• SHORT EXERCISE
Report all lines holding "name".

════════════════

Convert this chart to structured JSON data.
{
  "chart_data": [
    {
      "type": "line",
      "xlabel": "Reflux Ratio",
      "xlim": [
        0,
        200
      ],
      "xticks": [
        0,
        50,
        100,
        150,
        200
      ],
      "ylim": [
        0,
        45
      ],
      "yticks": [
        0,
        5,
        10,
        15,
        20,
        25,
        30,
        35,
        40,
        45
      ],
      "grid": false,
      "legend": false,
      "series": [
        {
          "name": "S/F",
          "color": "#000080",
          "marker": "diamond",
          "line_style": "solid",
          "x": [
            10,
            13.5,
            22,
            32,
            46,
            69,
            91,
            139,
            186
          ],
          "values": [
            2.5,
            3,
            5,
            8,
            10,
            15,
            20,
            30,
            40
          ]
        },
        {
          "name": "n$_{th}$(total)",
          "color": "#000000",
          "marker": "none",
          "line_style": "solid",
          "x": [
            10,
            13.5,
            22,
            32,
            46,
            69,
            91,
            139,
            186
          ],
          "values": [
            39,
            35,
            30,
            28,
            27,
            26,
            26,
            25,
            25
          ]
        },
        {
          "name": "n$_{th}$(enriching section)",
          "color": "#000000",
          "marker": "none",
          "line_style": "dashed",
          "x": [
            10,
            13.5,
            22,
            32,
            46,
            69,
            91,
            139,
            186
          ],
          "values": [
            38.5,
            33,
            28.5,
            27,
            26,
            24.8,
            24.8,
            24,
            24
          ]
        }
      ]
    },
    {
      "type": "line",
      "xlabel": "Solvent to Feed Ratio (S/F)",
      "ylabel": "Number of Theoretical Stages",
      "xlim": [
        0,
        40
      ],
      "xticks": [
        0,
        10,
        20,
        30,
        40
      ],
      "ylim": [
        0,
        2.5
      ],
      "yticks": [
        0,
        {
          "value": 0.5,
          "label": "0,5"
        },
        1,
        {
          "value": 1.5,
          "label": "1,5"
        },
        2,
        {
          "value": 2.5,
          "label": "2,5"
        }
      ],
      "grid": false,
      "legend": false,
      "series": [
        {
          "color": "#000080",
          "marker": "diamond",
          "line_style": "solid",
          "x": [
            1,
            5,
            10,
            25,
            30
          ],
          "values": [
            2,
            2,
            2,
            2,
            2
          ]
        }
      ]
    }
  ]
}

════════════════

• TASK SOLUTION
          "name": "S/F",
          "name": "n$_{th}$(total)",
          "name": "n$_{th}$(enriching section)",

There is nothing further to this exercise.